• **İstenen görev A**: Listede "BIOS" kelimesinin geçtiği satırları say ve yalnızca sayıyı yaz.

• **Metin parçası**:
Derler, derler… Derler…
Vakti zamanında İstanbul’da Sarayburnu ile Büyükada arasında 2 kişilik kayığıyla bir nevi taksicilik yapan Ali isminde yiğit mi yiğit, yakışıklı mı yakışıklı, çapkınlığıyla da dillere destan bir kayıkçı varmış.
Müşterileri çoğunlukla son vapura yetişmesi asla mümkün olmayan, Büyükada'da ikamet eden Kumkapı meyhanelerinin gayr-i müslim konsomatrisleriymiş. Konsomatris dediysek, sakin ola umumi kadın ile karıştırılmaya. . Dönemin konsomatrisleri, efkâr dağıtılan meyhane ve pavyon sofraları müdavimlerini daha ilk kadehi yudumlamadan sarhoş edecek kadar güzel ve bir o derece de namuslularmış. Müşteriyle iliksileri sadece ve sadece müessesenin onları kolayca söğüşleyebileceği kıvama kadar sarhoş etmekmiş. Lakin bu kadınların ortak yanları varmış ki, o da bizim Kayıkçı Ali’ymiş.
Ali'nin kayığına binip de, Büyükada'ya varmadan, Heybelinin hemen arkasında mehtap altında, dalga üstünde Ali'nin tezgâhından geçmeyen yokmuş. Ali de Ali’ymiş hani. Öylesine bir çekiciliği varmış ki, kayığına müşteri olup da kürek çeken kaslı kollarını, ay ışığında parlayan kavruk tenini gören daha Kınalı'ya bile varmadan Ali'nin karşısında bir mum gibi eriyormuş. Eee, Kayıkçı Ali de müşteri velinimettir anlayışıyla hiç birine hayır demiyor sessizce isini görüyor ve lakin kayıkta olanı biteni asla ve asla hiç bir mecliste mevzu bahis etmiyormuş.
Günlerden bir gün, Çukurova’nın güzelliği ve dirayeti dillere destan, uğrunda bıçaklar çekilen kursunlar atılan, mekânlar basılan Afet-i Devran Neriman’ı Kumkapı'nın en ünlü meyhanelerinden birine transfer olmuş. Bu Neriman Venüs kadar güzel, lakin Rahibe Teresa kadar da frijitmis. Rivayet olunurmuş ki Neriman’ı tezgâhından geçirecek er kişi henüz ahir zamana intikal etmemiş, o mübarek ana o yavuz yiğidi daha doğurmamıştır. .

• **Eldeki liste**:
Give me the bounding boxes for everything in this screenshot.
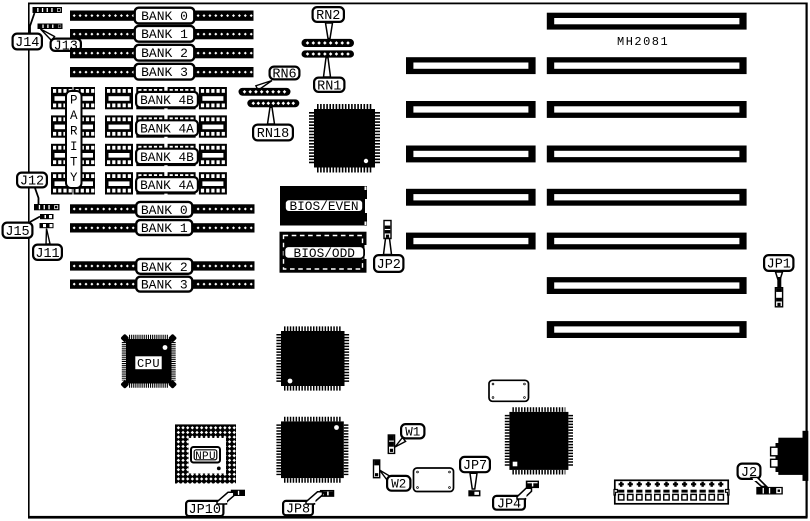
svg-text:BANK 4A: BANK 4A <box>140 178 194 193</box>
svg-text:BANK 0: BANK 0 <box>141 203 188 218</box>
svg-text:BANK 4A: BANK 4A <box>140 121 194 136</box>
svg-text:RN6: RN6 <box>272 68 296 83</box>
svg-text:BANK 1: BANK 1 <box>141 27 188 42</box>
svg-text:BIOS/EVEN: BIOS/EVEN <box>289 199 358 214</box>
svg-text:RN1: RN1 <box>317 79 341 94</box>
svg-text:JP7: JP7 <box>463 459 487 474</box>
svg-text:BANK 3: BANK 3 <box>141 278 188 293</box>
svg-text:BANK 1: BANK 1 <box>141 221 188 236</box>
svg-text:BANK 2: BANK 2 <box>141 46 188 61</box>
svg-text:J11: J11 <box>35 247 59 262</box>
svg-text:MH2081: MH2081 <box>617 35 669 49</box>
svg-text:BANK 0: BANK 0 <box>141 9 188 24</box>
svg-text:JP8: JP8 <box>286 503 310 518</box>
svg-text:T: T <box>70 156 78 170</box>
svg-text:J12: J12 <box>20 175 44 190</box>
svg-text:J15: J15 <box>5 225 29 240</box>
svg-text:BANK 4B: BANK 4B <box>140 150 194 165</box>
svg-text:BANK 3: BANK 3 <box>141 65 188 80</box>
svg-text:J14: J14 <box>15 36 39 51</box>
svg-text:JP10: JP10 <box>189 503 221 518</box>
svg-text:W1: W1 <box>405 426 420 440</box>
svg-text:W2: W2 <box>391 478 406 492</box>
svg-text:I: I <box>70 140 78 154</box>
svg-text:RN18: RN18 <box>257 127 289 142</box>
svg-text:JP1: JP1 <box>767 258 791 273</box>
svg-text:BIOS/ODD: BIOS/ODD <box>294 246 356 261</box>
svg-text:RN2: RN2 <box>316 9 340 24</box>
svg-text:JP2: JP2 <box>377 258 401 273</box>
svg-text:P: P <box>70 94 78 108</box>
svg-text:A: A <box>70 109 78 123</box>
svg-text:BANK 2: BANK 2 <box>141 260 188 275</box>
svg-text:CPU: CPU <box>137 357 160 371</box>
svg-text:NPU: NPU <box>195 451 216 463</box>
svg-text:Y: Y <box>70 171 78 185</box>
svg-text:BANK 4B: BANK 4B <box>140 93 194 108</box>
svg-text:R: R <box>70 125 78 139</box>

• **İstenen görev B**: Metin parçasında "Ali'nin kayığına binip" sözlerinden "mevzu bahis etmiyormuş." sözlerine kadar olan kısmı hiç değiştirmeden aynen yaz.

• **Alıştırma çıktısı A**: 2

• **Alıştırma çıktısı B**:
Ali'nin kayığına binip de, Büyükada'ya varmadan, Heybelinin hemen arkasında mehtap altında, dalga üstünde Ali'nin tezgâhından geçmeyen yokmuş. Ali de Ali’ymiş hani. Öylesine bir çekiciliği varmış ki, kayığına müşteri olup da kürek çeken kaslı kollarını, ay ışığında parlayan kavruk tenini gören daha Kınalı'ya bile varmadan Ali'nin karşısında bir mum gibi eriyormuş. Eee, Kayıkçı Ali de müşteri velinimettir anlayışıyla hiç birine hayır demiyor sessizce isini görüyor ve lakin kayıkta olanı biteni asla ve asla hiç bir mecliste mevzu bahis etmiyormuş.